## Stated task
Leave out the pictures and return every entry exactly as it appears.

::::

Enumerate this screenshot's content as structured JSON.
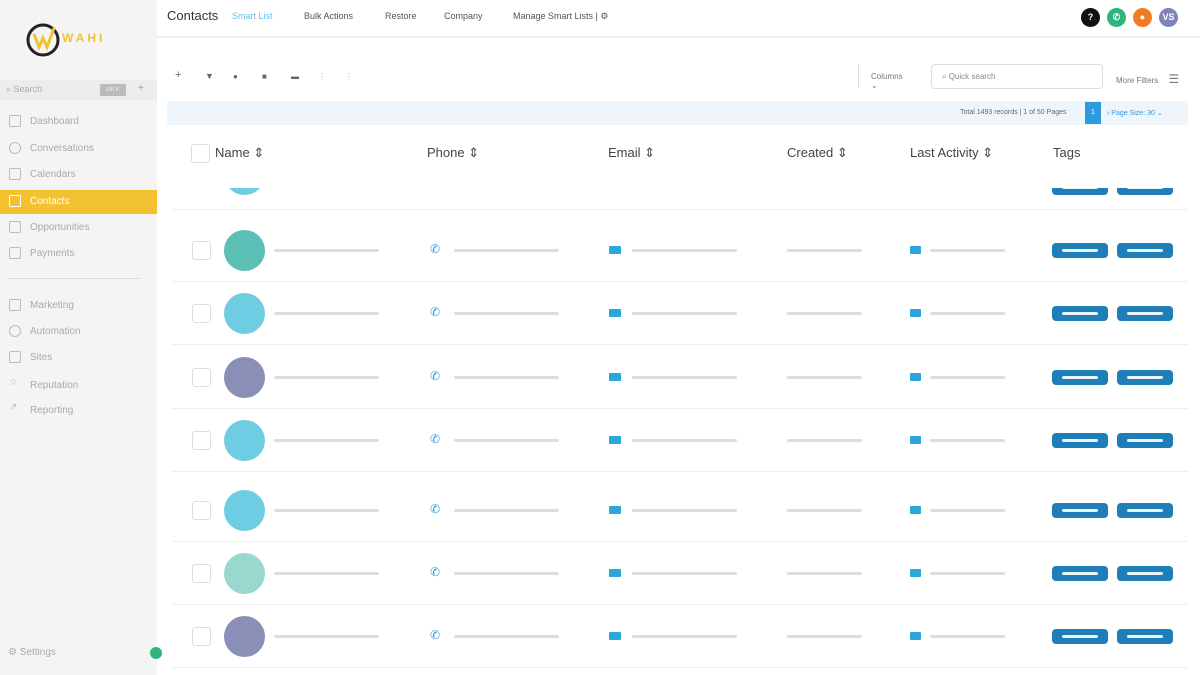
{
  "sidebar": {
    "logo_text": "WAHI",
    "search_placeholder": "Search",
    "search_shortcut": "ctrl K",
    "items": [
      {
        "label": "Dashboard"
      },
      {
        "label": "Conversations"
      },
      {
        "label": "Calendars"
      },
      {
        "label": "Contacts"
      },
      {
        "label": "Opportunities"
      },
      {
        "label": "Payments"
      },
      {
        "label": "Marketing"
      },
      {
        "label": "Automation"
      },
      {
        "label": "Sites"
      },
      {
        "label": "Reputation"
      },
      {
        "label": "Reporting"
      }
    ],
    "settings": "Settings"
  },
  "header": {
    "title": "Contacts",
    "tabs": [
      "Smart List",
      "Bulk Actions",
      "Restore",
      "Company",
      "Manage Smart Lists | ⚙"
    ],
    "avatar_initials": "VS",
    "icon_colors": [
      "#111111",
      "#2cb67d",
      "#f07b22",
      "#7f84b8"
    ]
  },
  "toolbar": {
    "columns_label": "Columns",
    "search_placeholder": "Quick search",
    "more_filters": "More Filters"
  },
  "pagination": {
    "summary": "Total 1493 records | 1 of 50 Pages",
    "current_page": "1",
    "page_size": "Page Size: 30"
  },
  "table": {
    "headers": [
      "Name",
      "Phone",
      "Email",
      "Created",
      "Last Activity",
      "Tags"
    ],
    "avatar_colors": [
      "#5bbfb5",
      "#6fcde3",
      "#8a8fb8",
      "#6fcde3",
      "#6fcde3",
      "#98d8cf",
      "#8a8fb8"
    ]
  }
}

::::

## Answer to this problem
Enumerate this screenshot's content as structured JSON.
{
  "sidebar": {
    "logo_text": "WAHI",
    "search_placeholder": "Search",
    "search_shortcut": "ctrl K",
    "items": [
      {
        "label": "Dashboard"
      },
      {
        "label": "Conversations"
      },
      {
        "label": "Calendars"
      },
      {
        "label": "Contacts"
      },
      {
        "label": "Opportunities"
      },
      {
        "label": "Payments"
      },
      {
        "label": "Marketing"
      },
      {
        "label": "Automation"
      },
      {
        "label": "Sites"
      },
      {
        "label": "Reputation"
      },
      {
        "label": "Reporting"
      }
    ],
    "settings": "Settings"
  },
  "header": {
    "title": "Contacts",
    "tabs": [
      "Smart List",
      "Bulk Actions",
      "Restore",
      "Company",
      "Manage Smart Lists | ⚙"
    ],
    "avatar_initials": "VS",
    "icon_colors": [
      "#111111",
      "#2cb67d",
      "#f07b22",
      "#7f84b8"
    ]
  },
  "toolbar": {
    "columns_label": "Columns",
    "search_placeholder": "Quick search",
    "more_filters": "More Filters"
  },
  "pagination": {
    "summary": "Total 1493 records | 1 of 50 Pages",
    "current_page": "1",
    "page_size": "Page Size: 30"
  },
  "table": {
    "headers": [
      "Name",
      "Phone",
      "Email",
      "Created",
      "Last Activity",
      "Tags"
    ],
    "avatar_colors": [
      "#5bbfb5",
      "#6fcde3",
      "#8a8fb8",
      "#6fcde3",
      "#6fcde3",
      "#98d8cf",
      "#8a8fb8"
    ]
  }
}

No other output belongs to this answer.